To be done - Repeat, exactly and completely, the entries shown underneath.

Available records -
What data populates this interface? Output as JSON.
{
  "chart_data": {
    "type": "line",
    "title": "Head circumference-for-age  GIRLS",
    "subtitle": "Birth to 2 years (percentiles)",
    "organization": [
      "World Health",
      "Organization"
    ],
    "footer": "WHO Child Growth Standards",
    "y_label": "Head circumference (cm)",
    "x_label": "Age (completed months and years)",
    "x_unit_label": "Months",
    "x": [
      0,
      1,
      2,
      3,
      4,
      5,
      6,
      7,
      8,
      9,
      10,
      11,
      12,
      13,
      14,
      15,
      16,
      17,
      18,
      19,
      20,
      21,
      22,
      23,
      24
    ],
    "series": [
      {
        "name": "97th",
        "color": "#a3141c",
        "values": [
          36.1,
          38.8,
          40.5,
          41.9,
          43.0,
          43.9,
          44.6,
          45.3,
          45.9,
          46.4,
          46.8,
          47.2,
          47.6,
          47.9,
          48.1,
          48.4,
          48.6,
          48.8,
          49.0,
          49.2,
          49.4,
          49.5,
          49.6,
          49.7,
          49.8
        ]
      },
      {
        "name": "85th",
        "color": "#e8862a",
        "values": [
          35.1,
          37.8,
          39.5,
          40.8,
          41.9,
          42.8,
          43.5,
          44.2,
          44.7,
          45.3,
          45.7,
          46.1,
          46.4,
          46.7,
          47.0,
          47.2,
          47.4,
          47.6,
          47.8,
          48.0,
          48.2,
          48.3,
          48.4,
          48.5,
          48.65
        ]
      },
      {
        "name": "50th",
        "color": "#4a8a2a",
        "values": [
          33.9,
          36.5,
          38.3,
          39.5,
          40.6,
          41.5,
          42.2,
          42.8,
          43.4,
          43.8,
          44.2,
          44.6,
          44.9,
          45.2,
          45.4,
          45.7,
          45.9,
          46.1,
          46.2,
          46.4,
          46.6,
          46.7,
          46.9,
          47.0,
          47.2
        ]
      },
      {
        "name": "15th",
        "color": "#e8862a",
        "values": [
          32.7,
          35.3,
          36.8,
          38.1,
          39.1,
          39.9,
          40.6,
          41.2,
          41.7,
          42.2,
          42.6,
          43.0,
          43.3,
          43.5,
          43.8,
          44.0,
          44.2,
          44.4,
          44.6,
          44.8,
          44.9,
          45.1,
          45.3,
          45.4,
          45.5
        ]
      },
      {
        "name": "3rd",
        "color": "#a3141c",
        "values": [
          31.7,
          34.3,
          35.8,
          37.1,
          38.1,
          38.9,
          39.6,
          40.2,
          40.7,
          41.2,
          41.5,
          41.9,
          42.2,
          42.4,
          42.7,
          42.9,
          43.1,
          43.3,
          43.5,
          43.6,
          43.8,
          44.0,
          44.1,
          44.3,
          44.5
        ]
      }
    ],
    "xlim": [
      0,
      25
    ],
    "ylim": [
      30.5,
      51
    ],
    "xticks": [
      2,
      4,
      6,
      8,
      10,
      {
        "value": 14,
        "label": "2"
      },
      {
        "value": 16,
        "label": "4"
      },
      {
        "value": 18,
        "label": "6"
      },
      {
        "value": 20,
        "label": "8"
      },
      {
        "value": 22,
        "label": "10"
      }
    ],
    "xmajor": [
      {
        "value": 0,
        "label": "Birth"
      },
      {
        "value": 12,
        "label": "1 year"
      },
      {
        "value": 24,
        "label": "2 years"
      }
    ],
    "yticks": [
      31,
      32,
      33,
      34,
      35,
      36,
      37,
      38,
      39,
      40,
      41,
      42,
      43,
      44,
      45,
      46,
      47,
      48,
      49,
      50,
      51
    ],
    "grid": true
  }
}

Completed task -
What data populates this interface? Output as JSON.
{
  "chart_data": {
    "type": "line",
    "title": "Head circumference-for-age  GIRLS",
    "subtitle": "Birth to 2 years (percentiles)",
    "organization": [
      "World Health",
      "Organization"
    ],
    "footer": "WHO Child Growth Standards",
    "y_label": "Head circumference (cm)",
    "x_label": "Age (completed months and years)",
    "x_unit_label": "Months",
    "x": [
      0,
      1,
      2,
      3,
      4,
      5,
      6,
      7,
      8,
      9,
      10,
      11,
      12,
      13,
      14,
      15,
      16,
      17,
      18,
      19,
      20,
      21,
      22,
      23,
      24
    ],
    "series": [
      {
        "name": "97th",
        "color": "#a3141c",
        "values": [
          36.1,
          38.8,
          40.5,
          41.9,
          43.0,
          43.9,
          44.6,
          45.3,
          45.9,
          46.4,
          46.8,
          47.2,
          47.6,
          47.9,
          48.1,
          48.4,
          48.6,
          48.8,
          49.0,
          49.2,
          49.4,
          49.5,
          49.6,
          49.7,
          49.8
        ]
      },
      {
        "name": "85th",
        "color": "#e8862a",
        "values": [
          35.1,
          37.8,
          39.5,
          40.8,
          41.9,
          42.8,
          43.5,
          44.2,
          44.7,
          45.3,
          45.7,
          46.1,
          46.4,
          46.7,
          47.0,
          47.2,
          47.4,
          47.6,
          47.8,
          48.0,
          48.2,
          48.3,
          48.4,
          48.5,
          48.65
        ]
      },
      {
        "name": "50th",
        "color": "#4a8a2a",
        "values": [
          33.9,
          36.5,
          38.3,
          39.5,
          40.6,
          41.5,
          42.2,
          42.8,
          43.4,
          43.8,
          44.2,
          44.6,
          44.9,
          45.2,
          45.4,
          45.7,
          45.9,
          46.1,
          46.2,
          46.4,
          46.6,
          46.7,
          46.9,
          47.0,
          47.2
        ]
      },
      {
        "name": "15th",
        "color": "#e8862a",
        "values": [
          32.7,
          35.3,
          36.8,
          38.1,
          39.1,
          39.9,
          40.6,
          41.2,
          41.7,
          42.2,
          42.6,
          43.0,
          43.3,
          43.5,
          43.8,
          44.0,
          44.2,
          44.4,
          44.6,
          44.8,
          44.9,
          45.1,
          45.3,
          45.4,
          45.5
        ]
      },
      {
        "name": "3rd",
        "color": "#a3141c",
        "values": [
          31.7,
          34.3,
          35.8,
          37.1,
          38.1,
          38.9,
          39.6,
          40.2,
          40.7,
          41.2,
          41.5,
          41.9,
          42.2,
          42.4,
          42.7,
          42.9,
          43.1,
          43.3,
          43.5,
          43.6,
          43.8,
          44.0,
          44.1,
          44.3,
          44.5
        ]
      }
    ],
    "xlim": [
      0,
      25
    ],
    "ylim": [
      30.5,
      51
    ],
    "xticks": [
      2,
      4,
      6,
      8,
      10,
      {
        "value": 14,
        "label": "2"
      },
      {
        "value": 16,
        "label": "4"
      },
      {
        "value": 18,
        "label": "6"
      },
      {
        "value": 20,
        "label": "8"
      },
      {
        "value": 22,
        "label": "10"
      }
    ],
    "xmajor": [
      {
        "value": 0,
        "label": "Birth"
      },
      {
        "value": 12,
        "label": "1 year"
      },
      {
        "value": 24,
        "label": "2 years"
      }
    ],
    "yticks": [
      31,
      32,
      33,
      34,
      35,
      36,
      37,
      38,
      39,
      40,
      41,
      42,
      43,
      44,
      45,
      46,
      47,
      48,
      49,
      50,
      51
    ],
    "grid": true
  }
}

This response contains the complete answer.